* Begin *
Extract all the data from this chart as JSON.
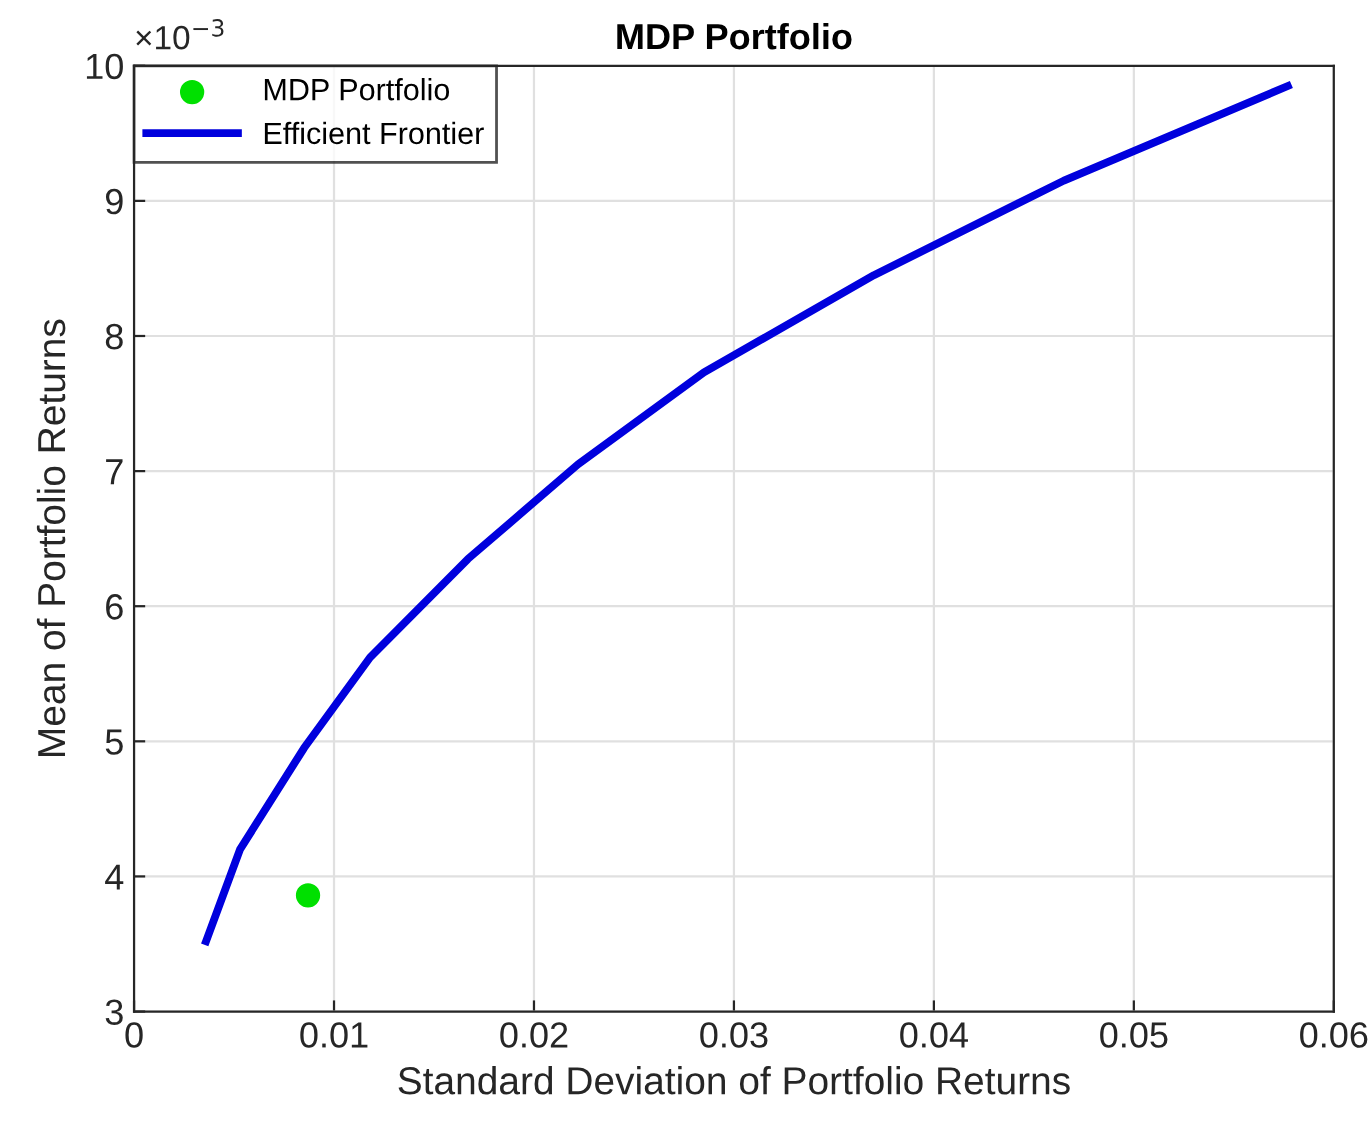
{
  "chart_data": {
    "type": "line",
    "title": "MDP Portfolio",
    "xlabel": "Standard Deviation of Portfolio Returns",
    "ylabel": "Mean of Portfolio Returns",
    "annotations": [
      "×10$^{−3}$"
    ],
    "series": [
      {
        "name": "MDP Portfolio",
        "type": "scatter",
        "color": "#00e000",
        "marker": "circle",
        "x": [
          0.0087
        ],
        "values": [
          3.86
        ]
      },
      {
        "name": "Efficient Frontier",
        "color": "#0000dd",
        "marker": "none",
        "x": [
          0.0036,
          0.0053,
          0.0085,
          0.0118,
          0.0167,
          0.0222,
          0.0285,
          0.037,
          0.0465,
          0.0577
        ],
        "values": [
          3.52,
          4.2,
          4.95,
          5.62,
          6.35,
          7.05,
          7.73,
          8.45,
          9.15,
          9.85
        ]
      }
    ],
    "xlim": [
      0,
      0.06
    ],
    "xticks": [
      0,
      0.01,
      0.02,
      0.03,
      0.04,
      0.05,
      0.06
    ],
    "ylim": [
      3,
      10
    ],
    "yticks": [
      3,
      4,
      5,
      6,
      7,
      8,
      9,
      10
    ],
    "grid": true,
    "legend": "top left"
  }
}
* End *
* [EXERCISE BRIEF] Reply with one number only: the count of lines in the entries that contain "Portfolio".

* [RIGHT ANSWER] 4